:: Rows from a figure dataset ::

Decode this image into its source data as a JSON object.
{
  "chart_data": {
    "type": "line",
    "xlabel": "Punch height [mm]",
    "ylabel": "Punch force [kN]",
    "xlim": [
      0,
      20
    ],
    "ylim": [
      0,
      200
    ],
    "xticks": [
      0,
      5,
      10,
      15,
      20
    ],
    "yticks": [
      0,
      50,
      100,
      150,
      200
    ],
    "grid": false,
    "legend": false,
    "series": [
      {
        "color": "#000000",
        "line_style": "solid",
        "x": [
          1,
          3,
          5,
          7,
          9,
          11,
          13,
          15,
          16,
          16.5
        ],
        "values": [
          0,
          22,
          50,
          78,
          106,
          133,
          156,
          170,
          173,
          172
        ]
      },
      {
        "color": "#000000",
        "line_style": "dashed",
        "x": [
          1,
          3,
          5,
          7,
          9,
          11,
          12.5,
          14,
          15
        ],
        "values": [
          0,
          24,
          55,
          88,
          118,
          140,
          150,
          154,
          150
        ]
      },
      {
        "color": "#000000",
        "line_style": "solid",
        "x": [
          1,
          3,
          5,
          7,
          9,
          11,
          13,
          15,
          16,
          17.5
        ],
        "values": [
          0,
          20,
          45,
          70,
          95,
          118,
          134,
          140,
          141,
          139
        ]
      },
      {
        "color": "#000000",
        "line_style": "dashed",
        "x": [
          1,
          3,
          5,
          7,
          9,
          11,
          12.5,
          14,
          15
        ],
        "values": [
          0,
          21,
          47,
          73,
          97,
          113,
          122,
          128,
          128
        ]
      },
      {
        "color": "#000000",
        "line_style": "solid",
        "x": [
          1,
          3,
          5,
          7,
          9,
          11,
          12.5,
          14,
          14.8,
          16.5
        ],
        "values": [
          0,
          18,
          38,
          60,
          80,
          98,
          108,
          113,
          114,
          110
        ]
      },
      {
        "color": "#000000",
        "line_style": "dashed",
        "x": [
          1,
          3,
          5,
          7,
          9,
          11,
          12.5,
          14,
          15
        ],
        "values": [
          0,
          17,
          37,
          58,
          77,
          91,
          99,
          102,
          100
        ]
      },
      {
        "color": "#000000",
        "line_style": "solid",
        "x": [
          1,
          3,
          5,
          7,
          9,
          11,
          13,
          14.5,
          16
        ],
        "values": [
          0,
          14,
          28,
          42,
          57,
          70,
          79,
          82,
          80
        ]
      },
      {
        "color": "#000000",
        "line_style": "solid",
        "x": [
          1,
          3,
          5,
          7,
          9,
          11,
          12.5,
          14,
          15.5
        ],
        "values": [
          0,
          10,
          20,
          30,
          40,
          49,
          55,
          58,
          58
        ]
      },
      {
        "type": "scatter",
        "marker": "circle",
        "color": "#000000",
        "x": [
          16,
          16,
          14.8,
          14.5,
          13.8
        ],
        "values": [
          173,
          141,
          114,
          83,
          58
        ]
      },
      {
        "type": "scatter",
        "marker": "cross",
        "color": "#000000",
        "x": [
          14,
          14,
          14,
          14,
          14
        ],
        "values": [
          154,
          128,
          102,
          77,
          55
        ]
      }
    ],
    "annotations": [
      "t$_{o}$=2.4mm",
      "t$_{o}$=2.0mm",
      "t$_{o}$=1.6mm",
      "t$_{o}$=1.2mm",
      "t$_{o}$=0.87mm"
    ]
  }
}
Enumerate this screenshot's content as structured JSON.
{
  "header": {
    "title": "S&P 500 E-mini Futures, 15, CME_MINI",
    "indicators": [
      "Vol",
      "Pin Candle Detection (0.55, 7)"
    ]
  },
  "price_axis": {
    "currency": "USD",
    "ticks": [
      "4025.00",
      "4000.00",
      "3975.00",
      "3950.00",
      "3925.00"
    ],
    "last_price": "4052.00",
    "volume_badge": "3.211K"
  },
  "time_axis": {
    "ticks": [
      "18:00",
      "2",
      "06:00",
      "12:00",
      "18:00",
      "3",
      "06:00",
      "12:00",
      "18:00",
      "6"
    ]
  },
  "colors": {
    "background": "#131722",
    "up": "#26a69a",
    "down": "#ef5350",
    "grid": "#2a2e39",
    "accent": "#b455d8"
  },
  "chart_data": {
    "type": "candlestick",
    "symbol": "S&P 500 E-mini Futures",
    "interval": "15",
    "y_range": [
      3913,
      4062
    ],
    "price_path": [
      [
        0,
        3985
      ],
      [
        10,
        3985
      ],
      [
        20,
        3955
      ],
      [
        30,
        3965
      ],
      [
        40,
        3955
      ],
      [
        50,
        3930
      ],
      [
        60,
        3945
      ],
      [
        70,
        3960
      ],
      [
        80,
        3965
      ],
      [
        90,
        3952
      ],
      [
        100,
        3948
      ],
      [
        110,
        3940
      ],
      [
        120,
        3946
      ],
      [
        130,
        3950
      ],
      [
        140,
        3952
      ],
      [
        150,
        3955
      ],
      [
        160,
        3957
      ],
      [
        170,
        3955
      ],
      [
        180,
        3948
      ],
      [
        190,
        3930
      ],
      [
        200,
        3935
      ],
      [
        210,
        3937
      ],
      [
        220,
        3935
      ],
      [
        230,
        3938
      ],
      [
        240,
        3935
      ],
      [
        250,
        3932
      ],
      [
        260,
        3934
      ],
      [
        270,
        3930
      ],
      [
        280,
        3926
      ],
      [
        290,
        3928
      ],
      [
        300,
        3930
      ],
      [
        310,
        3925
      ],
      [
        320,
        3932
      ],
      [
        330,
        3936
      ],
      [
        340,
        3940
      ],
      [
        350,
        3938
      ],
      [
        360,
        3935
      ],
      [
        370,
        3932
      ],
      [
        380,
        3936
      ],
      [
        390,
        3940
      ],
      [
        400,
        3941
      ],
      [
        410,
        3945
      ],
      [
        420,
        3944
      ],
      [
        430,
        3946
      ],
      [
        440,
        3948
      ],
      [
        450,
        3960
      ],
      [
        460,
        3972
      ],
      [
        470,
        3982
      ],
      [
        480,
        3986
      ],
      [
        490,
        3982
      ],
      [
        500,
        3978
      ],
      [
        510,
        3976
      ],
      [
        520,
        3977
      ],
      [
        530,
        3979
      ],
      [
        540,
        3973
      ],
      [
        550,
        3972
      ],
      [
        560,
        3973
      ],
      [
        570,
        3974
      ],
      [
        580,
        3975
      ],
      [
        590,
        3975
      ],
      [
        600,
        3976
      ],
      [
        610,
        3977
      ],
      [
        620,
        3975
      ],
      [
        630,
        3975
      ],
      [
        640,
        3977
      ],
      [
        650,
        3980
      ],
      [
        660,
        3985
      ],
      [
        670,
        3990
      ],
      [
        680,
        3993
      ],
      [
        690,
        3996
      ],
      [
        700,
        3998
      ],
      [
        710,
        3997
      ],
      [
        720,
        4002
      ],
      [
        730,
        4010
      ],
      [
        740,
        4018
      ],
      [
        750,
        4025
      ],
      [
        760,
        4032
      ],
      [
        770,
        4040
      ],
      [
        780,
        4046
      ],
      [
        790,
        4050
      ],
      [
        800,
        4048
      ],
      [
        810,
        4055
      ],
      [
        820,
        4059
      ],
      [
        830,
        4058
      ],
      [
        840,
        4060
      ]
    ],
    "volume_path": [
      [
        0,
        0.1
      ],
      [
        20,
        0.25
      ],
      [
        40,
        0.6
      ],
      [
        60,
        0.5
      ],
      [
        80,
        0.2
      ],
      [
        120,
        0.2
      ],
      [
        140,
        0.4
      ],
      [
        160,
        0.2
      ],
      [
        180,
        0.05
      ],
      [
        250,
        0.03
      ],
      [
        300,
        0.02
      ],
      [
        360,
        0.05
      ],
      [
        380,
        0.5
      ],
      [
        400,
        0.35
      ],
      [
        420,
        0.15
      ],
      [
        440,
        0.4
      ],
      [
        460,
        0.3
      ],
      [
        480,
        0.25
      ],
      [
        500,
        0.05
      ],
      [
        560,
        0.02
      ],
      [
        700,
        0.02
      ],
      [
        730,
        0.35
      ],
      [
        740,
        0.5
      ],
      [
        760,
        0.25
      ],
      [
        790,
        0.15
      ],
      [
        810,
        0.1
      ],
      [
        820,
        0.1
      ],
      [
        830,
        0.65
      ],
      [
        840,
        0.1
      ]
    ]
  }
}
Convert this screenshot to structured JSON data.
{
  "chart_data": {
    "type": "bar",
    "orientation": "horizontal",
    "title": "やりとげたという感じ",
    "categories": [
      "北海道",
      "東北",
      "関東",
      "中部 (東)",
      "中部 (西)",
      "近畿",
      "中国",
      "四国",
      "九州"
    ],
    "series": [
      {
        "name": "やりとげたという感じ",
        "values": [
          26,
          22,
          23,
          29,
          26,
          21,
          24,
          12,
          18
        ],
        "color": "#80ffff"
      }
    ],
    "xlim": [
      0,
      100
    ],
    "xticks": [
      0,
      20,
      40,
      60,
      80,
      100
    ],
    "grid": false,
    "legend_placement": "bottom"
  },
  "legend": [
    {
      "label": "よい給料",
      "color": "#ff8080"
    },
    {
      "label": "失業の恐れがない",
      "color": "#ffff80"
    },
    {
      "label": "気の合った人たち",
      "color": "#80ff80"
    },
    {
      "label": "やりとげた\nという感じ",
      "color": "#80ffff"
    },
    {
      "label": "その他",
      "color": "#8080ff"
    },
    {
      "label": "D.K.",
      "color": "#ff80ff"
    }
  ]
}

:: OBJECTIVE ::
From the "Convert this screenshot" line to the close of the listing, restate each line word for word.

:: CORRECT RESPONSE ::
Convert this screenshot to structured JSON data.
{
  "chart_data": {
    "type": "bar",
    "orientation": "horizontal",
    "title": "やりとげたという感じ",
    "categories": [
      "北海道",
      "東北",
      "関東",
      "中部 (東)",
      "中部 (西)",
      "近畿",
      "中国",
      "四国",
      "九州"
    ],
    "series": [
      {
        "name": "やりとげたという感じ",
        "values": [
          26,
          22,
          23,
          29,
          26,
          21,
          24,
          12,
          18
        ],
        "color": "#80ffff"
      }
    ],
    "xlim": [
      0,
      100
    ],
    "xticks": [
      0,
      20,
      40,
      60,
      80,
      100
    ],
    "grid": false,
    "legend_placement": "bottom"
  },
  "legend": [
    {
      "label": "よい給料",
      "color": "#ff8080"
    },
    {
      "label": "失業の恐れがない",
      "color": "#ffff80"
    },
    {
      "label": "気の合った人たち",
      "color": "#80ff80"
    },
    {
      "label": "やりとげた\nという感じ",
      "color": "#80ffff"
    },
    {
      "label": "その他",
      "color": "#8080ff"
    },
    {
      "label": "D.K.",
      "color": "#ff80ff"
    }
  ]
}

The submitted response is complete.